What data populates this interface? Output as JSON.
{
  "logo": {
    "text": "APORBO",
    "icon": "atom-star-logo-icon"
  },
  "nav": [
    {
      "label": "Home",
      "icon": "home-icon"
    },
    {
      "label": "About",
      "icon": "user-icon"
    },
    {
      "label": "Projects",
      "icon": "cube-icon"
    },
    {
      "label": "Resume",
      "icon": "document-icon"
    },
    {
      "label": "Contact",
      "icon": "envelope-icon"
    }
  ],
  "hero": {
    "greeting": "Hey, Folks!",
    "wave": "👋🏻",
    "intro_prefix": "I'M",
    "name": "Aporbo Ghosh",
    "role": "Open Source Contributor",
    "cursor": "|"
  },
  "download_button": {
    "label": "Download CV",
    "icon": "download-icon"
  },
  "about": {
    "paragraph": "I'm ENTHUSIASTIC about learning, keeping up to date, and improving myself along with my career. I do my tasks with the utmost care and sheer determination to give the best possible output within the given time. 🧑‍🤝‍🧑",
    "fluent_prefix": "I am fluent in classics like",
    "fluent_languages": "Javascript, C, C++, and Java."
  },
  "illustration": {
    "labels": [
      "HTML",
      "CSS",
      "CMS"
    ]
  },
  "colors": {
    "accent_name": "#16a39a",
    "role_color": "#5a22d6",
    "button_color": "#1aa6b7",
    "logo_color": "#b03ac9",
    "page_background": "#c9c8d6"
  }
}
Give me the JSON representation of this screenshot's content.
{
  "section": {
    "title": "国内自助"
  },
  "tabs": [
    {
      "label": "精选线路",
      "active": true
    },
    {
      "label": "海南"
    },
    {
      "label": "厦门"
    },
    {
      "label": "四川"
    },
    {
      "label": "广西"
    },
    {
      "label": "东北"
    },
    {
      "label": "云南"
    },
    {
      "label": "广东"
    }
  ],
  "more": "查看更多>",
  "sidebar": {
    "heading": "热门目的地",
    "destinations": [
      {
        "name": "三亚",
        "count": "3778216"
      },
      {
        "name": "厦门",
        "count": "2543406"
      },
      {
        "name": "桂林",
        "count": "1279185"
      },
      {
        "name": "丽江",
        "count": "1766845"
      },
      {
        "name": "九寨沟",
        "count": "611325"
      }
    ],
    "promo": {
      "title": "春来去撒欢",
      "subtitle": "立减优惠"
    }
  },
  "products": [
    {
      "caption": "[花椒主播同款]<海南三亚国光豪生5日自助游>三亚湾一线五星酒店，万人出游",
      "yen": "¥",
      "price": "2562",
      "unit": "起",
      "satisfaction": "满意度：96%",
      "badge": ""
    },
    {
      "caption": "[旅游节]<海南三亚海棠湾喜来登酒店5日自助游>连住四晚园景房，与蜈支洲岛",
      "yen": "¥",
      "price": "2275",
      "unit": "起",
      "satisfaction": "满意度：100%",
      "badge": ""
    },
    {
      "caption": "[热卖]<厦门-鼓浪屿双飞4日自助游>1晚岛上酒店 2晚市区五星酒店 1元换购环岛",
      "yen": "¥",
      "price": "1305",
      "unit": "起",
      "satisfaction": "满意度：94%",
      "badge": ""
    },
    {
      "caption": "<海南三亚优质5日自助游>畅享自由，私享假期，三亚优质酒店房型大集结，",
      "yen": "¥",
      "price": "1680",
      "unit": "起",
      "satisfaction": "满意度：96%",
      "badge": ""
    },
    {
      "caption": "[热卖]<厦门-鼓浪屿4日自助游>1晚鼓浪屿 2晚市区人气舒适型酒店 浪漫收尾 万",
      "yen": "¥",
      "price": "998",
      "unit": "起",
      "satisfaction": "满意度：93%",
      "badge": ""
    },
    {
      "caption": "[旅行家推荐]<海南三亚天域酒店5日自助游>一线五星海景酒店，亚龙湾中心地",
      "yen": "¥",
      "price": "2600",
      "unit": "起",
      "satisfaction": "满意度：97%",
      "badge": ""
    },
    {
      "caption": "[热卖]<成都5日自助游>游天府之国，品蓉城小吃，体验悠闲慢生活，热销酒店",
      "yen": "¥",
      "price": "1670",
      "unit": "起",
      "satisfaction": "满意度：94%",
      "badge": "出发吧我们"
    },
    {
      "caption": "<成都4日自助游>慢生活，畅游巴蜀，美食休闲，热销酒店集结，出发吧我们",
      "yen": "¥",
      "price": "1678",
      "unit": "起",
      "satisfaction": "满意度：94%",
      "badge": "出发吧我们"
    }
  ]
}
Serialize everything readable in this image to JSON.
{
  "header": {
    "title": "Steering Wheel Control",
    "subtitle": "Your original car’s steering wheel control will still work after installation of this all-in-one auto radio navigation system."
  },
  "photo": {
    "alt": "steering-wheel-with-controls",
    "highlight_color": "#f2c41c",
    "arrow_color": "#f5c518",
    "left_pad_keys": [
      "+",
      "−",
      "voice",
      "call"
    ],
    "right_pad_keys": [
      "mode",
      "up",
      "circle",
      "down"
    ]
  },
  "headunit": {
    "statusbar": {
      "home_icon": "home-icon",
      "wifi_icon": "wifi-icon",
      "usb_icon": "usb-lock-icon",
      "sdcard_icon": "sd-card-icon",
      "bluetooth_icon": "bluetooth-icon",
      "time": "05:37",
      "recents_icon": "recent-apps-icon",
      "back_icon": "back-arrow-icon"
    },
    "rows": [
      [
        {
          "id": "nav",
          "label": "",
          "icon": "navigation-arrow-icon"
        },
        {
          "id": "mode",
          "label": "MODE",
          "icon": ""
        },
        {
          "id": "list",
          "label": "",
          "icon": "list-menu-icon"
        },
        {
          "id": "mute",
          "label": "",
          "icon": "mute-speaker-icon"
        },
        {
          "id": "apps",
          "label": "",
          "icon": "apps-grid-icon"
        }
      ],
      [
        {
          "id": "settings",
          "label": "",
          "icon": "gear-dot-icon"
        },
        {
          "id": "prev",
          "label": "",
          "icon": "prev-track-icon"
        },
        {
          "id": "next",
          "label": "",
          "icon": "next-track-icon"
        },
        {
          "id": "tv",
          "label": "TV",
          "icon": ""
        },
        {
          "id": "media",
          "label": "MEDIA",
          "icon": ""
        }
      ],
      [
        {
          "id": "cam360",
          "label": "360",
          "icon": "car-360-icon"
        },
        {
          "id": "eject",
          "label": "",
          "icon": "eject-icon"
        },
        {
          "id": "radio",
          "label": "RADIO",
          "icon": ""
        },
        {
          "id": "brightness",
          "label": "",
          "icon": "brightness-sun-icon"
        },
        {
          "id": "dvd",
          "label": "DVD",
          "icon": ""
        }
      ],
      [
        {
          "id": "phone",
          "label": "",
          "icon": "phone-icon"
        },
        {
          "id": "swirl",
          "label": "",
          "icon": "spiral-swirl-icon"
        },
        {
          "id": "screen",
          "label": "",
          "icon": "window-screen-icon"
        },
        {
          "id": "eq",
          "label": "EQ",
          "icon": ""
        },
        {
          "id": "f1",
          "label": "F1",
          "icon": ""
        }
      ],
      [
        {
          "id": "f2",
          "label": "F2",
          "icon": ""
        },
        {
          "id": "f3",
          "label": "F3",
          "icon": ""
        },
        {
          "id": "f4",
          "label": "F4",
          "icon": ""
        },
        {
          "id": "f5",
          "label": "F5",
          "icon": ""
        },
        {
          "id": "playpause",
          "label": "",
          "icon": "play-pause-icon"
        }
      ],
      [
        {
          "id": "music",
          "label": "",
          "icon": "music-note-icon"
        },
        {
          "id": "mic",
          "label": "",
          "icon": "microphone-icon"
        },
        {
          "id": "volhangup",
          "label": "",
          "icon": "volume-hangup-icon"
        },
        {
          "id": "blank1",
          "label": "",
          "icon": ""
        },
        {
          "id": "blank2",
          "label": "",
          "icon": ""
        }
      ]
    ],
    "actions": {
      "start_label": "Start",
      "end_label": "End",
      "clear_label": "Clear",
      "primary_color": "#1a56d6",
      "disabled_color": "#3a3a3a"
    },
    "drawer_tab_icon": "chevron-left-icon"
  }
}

What is being asked:
Extract every line containing the string "with" from the data above.

Answer for this exercise:
    "paragraph": "I'm ENTHUSIASTIC about learning, keeping up to date, and improving myself along with my career. I do my tasks with the utmost care and sheer determination to give the best possible output within the given time. 🧑‍🤝‍🧑",
    "alt": "steering-wheel-with-controls",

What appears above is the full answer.